(Collected data entries)
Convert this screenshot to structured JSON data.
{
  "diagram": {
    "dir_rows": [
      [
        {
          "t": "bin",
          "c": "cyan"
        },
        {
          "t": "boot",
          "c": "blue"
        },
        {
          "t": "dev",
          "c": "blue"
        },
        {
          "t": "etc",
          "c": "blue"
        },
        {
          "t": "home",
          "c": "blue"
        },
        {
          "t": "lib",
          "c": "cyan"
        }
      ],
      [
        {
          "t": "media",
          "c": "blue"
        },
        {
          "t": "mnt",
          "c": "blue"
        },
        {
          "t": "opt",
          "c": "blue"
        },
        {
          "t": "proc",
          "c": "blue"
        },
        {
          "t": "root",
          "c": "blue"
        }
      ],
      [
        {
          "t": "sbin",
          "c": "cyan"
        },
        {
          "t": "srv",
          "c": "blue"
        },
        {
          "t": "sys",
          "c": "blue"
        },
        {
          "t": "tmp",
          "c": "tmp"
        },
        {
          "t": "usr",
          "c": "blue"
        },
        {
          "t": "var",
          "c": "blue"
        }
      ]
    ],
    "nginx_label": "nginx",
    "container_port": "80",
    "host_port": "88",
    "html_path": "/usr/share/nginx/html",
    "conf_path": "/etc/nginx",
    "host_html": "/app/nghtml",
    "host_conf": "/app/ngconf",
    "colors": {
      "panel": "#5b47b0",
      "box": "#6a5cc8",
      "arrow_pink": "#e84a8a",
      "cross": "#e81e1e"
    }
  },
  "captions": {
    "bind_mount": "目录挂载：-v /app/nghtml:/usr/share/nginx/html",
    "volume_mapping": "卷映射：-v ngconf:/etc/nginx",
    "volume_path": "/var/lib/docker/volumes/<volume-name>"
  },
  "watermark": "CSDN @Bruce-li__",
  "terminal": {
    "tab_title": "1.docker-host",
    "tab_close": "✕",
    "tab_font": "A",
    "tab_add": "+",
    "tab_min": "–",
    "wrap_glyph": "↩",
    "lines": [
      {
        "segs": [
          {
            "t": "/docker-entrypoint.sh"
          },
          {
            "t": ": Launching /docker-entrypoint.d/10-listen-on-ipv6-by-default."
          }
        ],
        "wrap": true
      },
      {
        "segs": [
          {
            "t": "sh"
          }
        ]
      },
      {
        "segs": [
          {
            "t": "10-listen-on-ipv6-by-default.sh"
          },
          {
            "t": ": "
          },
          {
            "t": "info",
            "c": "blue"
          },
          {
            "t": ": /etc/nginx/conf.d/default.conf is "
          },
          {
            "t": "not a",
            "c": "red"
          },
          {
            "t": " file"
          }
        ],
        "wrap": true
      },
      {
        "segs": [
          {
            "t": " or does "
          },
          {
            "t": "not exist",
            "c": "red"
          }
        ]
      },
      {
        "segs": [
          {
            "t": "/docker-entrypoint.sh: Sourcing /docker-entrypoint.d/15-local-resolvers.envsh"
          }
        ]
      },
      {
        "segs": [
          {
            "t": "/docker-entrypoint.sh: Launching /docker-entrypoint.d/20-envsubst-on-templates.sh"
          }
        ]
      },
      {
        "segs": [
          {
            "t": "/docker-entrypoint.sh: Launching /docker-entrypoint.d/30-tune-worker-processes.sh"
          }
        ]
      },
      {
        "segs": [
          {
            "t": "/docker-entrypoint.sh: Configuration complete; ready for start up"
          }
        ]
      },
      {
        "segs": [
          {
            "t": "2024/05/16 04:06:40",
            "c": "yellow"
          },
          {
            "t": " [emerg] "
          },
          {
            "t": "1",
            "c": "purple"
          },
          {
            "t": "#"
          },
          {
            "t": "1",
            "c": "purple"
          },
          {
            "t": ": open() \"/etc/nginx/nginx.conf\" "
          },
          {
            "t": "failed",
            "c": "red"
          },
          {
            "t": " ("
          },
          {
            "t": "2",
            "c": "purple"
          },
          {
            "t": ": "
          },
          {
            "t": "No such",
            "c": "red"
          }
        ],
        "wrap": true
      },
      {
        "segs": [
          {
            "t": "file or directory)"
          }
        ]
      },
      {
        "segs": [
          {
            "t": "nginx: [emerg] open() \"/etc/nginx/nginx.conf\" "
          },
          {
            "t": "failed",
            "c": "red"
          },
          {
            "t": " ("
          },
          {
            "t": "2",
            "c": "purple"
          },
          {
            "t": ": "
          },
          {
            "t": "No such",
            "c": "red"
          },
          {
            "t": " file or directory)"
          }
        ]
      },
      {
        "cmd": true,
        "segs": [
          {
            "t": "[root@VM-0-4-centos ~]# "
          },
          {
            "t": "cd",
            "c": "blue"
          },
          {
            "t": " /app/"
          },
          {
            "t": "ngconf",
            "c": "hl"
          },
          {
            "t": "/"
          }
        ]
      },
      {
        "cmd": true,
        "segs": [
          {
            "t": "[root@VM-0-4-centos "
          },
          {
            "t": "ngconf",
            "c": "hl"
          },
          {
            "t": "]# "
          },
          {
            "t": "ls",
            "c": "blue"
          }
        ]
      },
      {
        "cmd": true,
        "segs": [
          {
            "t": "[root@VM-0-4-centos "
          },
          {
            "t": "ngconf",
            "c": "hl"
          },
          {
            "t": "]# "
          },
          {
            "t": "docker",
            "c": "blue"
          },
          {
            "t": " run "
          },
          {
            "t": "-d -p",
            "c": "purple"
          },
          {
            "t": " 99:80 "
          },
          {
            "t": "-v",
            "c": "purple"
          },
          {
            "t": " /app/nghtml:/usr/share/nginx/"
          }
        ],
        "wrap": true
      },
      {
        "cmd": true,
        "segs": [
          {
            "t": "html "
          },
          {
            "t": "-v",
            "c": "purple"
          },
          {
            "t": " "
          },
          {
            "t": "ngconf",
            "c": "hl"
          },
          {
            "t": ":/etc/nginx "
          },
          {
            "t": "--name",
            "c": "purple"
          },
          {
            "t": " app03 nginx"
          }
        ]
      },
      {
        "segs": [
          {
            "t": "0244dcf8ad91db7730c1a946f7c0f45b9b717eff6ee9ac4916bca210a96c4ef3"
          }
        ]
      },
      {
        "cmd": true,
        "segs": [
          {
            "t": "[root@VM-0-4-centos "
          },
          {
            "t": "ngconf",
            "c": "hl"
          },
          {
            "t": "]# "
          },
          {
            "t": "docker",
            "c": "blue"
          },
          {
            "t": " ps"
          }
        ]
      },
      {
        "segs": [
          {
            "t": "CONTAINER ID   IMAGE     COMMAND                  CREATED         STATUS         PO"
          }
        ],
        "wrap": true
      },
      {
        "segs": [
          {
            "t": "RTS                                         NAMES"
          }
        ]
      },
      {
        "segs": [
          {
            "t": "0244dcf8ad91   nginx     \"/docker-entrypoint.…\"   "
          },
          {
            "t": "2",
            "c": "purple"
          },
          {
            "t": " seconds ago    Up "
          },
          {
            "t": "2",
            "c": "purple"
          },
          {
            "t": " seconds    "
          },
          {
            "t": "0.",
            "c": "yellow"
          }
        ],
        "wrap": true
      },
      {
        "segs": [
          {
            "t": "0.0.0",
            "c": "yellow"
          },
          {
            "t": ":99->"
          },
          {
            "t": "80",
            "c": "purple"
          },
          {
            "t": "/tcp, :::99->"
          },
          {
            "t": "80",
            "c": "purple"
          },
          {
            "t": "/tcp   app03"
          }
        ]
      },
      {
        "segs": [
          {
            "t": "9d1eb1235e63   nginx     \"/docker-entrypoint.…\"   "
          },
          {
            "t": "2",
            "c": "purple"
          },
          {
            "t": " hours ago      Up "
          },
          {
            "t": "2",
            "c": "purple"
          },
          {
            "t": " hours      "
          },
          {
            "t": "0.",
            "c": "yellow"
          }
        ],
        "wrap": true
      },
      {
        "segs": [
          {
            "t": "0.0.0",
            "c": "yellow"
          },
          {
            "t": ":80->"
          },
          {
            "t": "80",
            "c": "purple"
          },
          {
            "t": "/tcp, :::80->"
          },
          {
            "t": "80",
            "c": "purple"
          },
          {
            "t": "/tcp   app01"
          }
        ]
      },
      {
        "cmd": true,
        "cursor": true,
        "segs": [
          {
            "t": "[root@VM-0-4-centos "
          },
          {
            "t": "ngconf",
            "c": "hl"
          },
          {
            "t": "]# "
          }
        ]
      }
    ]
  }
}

_Work to be completed:_
How many of the lines above include the string "share"? Reply with the number by itself.

_Response to the task:_
3